# Given exercise
Please swap "sohbet-box" for "chat-box" in the lines from the first one through the line with "satilik-daire-title1: SATILIK DAİRELER", and give only those lines back, otherwise unchanged.
** Begin Given records **
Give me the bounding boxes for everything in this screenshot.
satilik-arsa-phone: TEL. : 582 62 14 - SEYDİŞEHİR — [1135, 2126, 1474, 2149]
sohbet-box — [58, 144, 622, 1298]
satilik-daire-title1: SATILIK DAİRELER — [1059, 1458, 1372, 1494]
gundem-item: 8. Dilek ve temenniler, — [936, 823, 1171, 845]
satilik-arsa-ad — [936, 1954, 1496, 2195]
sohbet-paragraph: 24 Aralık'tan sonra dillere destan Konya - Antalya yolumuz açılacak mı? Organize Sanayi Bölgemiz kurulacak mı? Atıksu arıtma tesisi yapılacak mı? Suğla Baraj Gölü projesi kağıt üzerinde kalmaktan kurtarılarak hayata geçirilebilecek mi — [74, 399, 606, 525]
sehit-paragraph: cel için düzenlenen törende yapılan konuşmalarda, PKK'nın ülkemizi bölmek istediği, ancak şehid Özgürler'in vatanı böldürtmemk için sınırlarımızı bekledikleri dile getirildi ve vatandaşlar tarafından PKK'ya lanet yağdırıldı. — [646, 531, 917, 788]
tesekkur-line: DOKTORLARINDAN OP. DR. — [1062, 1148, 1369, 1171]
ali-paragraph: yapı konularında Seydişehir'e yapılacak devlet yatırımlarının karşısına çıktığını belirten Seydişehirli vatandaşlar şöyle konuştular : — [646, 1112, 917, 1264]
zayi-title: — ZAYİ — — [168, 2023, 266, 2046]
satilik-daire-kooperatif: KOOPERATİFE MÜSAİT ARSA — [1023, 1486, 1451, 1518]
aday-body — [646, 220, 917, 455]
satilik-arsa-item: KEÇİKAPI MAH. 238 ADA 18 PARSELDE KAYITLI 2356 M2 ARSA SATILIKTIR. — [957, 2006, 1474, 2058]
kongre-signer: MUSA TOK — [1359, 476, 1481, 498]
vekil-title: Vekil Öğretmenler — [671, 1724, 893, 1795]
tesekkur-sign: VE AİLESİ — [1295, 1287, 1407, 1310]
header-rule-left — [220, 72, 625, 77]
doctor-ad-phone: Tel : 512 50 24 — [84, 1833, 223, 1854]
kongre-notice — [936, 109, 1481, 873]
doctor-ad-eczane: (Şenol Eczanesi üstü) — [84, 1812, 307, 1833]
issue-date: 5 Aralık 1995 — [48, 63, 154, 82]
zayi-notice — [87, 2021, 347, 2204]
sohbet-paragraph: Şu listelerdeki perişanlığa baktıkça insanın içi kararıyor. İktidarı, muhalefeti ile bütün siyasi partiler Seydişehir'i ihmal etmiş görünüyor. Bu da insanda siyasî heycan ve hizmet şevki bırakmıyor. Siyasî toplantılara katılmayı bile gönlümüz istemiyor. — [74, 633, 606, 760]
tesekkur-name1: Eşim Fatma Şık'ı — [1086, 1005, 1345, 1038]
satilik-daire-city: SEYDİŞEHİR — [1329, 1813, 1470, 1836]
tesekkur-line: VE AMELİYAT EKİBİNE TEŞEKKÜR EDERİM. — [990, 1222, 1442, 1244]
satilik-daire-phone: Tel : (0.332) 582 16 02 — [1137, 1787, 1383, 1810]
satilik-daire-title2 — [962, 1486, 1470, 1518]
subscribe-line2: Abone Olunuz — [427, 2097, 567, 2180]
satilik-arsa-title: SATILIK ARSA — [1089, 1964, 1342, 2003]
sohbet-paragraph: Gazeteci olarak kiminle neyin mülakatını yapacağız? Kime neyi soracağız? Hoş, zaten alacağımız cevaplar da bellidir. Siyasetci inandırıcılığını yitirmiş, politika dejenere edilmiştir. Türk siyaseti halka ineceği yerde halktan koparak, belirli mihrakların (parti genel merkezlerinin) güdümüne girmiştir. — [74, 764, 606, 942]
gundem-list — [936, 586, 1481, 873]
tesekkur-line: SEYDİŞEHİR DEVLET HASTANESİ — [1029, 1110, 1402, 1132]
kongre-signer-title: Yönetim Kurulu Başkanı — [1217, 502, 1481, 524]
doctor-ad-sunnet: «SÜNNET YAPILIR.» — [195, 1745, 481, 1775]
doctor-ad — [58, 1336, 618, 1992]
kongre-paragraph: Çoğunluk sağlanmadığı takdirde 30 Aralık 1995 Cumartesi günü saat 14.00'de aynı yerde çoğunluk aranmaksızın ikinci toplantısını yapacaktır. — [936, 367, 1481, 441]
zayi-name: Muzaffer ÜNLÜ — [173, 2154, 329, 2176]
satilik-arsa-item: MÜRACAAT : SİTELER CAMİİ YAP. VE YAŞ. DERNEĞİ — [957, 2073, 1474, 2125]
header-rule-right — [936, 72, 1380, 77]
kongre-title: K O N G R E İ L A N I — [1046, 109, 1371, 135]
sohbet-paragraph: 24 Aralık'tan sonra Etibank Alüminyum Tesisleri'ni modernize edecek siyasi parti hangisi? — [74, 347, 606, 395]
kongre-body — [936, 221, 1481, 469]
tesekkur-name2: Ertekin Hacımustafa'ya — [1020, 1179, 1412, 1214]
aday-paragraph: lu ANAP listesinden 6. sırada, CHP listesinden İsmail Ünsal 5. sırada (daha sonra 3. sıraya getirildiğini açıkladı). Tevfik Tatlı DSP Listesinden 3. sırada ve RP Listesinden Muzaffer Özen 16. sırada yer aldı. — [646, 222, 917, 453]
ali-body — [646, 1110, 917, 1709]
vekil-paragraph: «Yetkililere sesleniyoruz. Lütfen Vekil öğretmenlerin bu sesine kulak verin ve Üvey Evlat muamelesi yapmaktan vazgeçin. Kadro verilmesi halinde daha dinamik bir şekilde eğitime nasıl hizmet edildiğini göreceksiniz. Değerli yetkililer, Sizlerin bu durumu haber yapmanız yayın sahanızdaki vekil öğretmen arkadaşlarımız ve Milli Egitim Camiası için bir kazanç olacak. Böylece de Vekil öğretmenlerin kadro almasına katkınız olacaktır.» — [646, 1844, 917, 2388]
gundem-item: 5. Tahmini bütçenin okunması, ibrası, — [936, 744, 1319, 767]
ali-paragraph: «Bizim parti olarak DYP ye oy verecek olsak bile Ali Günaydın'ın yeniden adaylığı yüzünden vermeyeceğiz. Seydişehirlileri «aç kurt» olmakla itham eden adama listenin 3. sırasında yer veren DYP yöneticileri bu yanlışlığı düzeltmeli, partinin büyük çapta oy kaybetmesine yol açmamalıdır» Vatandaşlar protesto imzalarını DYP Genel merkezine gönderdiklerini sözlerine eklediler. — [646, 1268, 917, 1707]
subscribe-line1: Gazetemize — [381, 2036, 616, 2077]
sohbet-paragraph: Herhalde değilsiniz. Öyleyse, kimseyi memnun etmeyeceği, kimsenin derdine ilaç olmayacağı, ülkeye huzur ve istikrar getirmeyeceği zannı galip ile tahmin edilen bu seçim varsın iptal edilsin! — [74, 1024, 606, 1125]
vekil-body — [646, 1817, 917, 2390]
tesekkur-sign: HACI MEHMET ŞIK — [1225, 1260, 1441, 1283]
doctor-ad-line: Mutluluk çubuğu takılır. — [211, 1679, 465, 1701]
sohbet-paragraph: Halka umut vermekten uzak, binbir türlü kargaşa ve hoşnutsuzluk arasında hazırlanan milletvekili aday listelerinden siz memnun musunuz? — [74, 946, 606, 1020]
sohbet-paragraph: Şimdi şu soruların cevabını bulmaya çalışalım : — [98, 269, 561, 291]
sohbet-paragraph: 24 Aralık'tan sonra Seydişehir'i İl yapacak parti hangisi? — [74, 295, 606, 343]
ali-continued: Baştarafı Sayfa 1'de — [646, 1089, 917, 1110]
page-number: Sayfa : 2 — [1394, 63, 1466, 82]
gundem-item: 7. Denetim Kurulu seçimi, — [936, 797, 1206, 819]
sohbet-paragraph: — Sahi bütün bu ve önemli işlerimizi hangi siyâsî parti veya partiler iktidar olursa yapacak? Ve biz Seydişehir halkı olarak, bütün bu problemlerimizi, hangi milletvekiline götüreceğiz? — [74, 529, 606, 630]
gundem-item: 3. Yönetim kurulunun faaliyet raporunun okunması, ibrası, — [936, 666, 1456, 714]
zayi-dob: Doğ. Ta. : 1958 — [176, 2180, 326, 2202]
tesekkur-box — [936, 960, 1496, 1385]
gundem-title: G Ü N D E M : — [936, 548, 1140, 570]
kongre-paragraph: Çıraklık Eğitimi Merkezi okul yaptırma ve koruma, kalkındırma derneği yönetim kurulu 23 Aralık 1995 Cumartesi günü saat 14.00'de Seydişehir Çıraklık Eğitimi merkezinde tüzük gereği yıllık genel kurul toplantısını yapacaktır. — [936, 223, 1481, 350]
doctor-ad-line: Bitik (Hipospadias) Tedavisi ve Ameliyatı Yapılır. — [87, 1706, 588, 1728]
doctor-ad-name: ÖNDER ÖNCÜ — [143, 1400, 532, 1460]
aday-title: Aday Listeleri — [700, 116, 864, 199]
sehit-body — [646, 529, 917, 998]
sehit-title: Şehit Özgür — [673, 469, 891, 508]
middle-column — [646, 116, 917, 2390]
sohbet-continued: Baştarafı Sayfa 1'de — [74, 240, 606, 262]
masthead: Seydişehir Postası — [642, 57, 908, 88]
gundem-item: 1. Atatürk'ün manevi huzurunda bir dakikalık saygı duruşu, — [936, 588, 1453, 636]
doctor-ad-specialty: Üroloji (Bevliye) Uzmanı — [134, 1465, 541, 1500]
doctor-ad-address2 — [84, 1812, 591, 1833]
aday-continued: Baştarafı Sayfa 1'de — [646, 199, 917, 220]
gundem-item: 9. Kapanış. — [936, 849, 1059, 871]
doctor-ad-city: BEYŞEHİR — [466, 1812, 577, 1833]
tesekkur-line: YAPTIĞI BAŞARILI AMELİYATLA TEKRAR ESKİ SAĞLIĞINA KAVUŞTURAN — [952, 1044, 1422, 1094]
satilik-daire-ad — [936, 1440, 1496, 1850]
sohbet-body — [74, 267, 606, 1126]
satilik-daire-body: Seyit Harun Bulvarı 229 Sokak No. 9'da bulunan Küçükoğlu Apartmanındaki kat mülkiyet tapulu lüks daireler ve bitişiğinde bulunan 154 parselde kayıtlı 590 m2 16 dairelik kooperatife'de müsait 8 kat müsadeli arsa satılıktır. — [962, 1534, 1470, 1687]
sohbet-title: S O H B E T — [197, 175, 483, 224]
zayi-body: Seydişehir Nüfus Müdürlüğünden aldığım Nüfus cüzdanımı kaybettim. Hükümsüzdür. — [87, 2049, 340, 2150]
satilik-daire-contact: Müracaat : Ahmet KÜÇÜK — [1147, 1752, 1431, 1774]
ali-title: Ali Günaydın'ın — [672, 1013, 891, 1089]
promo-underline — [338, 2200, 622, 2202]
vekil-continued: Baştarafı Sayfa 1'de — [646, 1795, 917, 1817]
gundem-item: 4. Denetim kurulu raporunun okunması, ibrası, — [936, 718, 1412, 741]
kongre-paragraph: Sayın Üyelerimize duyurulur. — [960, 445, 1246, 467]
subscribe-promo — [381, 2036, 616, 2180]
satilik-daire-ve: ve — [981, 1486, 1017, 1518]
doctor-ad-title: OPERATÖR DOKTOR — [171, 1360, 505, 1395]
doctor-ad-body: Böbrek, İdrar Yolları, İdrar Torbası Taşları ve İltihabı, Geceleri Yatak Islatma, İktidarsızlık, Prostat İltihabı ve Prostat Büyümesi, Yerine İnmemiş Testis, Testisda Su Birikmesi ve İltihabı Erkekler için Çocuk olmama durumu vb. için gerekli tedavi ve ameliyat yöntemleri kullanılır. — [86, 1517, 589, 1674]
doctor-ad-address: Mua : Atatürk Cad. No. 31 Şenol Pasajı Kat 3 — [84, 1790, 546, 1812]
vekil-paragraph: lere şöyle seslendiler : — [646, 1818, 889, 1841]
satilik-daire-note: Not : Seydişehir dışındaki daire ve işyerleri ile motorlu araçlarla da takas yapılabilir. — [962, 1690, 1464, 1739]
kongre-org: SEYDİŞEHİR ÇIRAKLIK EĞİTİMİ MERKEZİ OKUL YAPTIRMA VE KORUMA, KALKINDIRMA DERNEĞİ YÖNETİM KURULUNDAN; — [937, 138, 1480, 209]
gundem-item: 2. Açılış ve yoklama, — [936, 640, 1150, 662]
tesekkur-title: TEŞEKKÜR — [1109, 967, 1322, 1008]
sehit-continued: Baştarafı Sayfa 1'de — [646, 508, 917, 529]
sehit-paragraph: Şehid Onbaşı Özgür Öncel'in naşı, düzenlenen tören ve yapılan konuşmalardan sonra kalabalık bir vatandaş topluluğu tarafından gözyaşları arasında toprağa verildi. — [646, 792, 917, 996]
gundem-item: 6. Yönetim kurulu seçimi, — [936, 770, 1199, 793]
** End Given records **
# Task solution
Give me the bounding boxes for everything in this screenshot.
satilik-arsa-phone: TEL. : 582 62 14 - SEYDİŞEHİR — [1135, 2126, 1474, 2149]
chat-box — [58, 144, 622, 1298]
satilik-daire-title1: SATILIK DAİRELER — [1059, 1458, 1372, 1494]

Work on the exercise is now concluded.